### What is required
Locate the lines that hold the string "category". Copy every such line.

### Source data
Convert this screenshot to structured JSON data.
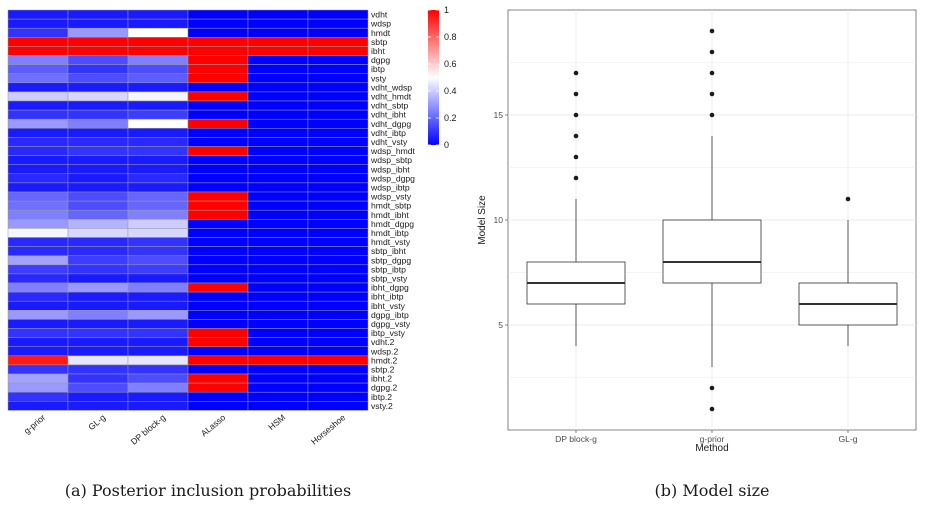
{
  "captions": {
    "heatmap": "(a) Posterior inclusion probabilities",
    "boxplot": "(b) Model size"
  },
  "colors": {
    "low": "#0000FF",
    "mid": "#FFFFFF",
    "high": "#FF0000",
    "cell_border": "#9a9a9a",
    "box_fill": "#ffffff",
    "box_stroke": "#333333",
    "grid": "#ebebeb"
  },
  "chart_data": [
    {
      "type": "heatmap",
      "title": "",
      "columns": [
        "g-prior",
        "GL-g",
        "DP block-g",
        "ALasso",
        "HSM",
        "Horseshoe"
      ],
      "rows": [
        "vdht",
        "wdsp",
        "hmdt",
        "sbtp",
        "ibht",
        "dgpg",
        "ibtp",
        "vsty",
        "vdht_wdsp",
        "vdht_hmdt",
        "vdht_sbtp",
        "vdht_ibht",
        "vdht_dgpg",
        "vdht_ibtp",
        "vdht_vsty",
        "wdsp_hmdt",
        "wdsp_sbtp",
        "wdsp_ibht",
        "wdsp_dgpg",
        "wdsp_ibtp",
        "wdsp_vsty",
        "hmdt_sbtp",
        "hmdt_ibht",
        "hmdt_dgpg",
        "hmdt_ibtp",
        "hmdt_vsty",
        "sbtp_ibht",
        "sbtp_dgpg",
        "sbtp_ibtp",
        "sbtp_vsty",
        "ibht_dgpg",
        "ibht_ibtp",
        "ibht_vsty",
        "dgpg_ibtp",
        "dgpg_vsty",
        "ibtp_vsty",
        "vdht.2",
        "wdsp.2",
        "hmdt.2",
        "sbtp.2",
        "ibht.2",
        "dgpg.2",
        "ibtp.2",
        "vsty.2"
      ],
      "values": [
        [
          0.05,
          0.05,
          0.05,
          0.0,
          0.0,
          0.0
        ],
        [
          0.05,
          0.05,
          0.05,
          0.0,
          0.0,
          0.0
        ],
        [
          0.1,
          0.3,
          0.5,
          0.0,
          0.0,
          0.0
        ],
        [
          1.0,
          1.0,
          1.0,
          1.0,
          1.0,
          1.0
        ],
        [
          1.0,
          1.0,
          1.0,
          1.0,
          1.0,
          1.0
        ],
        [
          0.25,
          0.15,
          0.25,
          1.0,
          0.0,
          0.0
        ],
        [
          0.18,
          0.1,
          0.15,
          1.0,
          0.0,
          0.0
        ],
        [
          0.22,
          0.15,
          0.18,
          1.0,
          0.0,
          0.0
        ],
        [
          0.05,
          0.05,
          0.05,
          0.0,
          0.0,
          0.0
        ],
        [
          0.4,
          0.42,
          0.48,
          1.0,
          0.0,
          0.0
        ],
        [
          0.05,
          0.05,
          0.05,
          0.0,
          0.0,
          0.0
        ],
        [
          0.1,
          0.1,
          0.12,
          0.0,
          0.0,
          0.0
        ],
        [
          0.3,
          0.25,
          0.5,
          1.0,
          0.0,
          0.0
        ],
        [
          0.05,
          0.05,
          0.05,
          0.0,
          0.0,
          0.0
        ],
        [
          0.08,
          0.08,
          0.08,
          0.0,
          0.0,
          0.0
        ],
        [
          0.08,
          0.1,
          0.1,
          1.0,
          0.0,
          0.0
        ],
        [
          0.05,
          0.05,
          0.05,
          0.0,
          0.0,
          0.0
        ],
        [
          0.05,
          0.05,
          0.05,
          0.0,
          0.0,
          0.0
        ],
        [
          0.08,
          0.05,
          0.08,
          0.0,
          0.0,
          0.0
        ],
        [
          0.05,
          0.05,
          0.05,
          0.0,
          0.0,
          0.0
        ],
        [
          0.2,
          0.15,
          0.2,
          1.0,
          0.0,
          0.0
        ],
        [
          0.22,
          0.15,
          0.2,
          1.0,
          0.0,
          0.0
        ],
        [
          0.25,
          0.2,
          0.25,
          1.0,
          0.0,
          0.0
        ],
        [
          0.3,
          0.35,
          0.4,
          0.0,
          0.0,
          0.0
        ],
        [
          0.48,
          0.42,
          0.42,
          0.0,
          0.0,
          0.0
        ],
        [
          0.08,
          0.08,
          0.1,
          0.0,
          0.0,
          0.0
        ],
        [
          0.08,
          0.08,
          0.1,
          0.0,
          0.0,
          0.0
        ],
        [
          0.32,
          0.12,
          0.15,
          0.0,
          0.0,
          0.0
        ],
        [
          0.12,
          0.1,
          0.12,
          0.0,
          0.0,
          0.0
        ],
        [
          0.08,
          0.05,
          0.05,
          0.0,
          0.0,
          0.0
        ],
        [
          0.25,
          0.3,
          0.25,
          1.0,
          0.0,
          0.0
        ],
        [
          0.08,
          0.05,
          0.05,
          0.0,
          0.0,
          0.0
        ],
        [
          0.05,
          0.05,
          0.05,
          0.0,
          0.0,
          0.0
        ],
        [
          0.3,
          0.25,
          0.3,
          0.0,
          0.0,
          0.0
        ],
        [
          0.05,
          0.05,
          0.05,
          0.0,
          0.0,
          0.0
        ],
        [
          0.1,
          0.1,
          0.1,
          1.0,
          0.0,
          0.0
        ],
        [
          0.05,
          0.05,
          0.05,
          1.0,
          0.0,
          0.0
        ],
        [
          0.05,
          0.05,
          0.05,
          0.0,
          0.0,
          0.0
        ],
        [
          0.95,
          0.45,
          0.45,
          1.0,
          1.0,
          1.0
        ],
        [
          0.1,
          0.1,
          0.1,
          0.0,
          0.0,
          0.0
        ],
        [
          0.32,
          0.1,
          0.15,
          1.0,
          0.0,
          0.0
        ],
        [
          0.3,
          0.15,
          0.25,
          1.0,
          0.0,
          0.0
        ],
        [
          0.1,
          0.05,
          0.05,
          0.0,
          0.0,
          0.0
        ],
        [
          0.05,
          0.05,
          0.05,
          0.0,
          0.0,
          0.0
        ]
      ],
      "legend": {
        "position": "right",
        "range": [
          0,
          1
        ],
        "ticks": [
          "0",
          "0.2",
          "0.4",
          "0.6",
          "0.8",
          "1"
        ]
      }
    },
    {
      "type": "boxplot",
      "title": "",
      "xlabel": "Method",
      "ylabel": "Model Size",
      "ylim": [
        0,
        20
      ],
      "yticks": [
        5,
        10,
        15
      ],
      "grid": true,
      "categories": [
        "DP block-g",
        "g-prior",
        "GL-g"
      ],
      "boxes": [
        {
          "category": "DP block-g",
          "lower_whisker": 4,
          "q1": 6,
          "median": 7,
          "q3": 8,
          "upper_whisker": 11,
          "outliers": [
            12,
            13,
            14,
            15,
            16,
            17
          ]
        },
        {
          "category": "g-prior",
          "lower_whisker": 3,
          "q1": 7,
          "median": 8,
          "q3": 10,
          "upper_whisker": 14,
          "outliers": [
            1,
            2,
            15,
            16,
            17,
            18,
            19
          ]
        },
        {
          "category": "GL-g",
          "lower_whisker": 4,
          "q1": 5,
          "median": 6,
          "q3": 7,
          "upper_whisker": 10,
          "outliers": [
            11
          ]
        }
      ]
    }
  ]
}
==
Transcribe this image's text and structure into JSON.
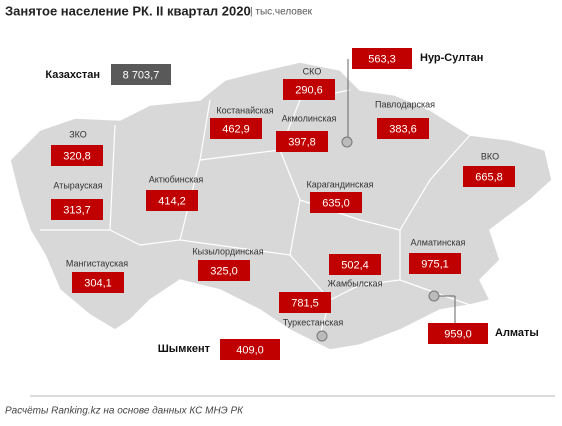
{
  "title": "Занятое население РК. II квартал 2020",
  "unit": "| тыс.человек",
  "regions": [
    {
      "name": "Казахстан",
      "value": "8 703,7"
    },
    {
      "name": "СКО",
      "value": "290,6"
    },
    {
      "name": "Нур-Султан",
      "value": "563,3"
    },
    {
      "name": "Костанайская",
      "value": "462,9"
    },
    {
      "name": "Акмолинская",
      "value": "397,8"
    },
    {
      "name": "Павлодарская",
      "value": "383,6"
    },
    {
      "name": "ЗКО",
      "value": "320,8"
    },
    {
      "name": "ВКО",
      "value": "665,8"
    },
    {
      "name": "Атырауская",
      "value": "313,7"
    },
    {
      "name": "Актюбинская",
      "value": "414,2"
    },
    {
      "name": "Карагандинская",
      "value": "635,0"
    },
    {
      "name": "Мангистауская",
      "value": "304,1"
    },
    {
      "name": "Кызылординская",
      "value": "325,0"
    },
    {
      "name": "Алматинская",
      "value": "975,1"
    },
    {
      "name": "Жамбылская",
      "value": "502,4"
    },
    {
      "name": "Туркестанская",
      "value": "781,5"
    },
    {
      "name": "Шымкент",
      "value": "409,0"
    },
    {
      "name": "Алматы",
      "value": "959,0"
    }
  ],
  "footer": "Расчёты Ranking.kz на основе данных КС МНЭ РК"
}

### Reply
          "category": "DP block-g",
          "category": "g-prior",
          "category": "GL-g",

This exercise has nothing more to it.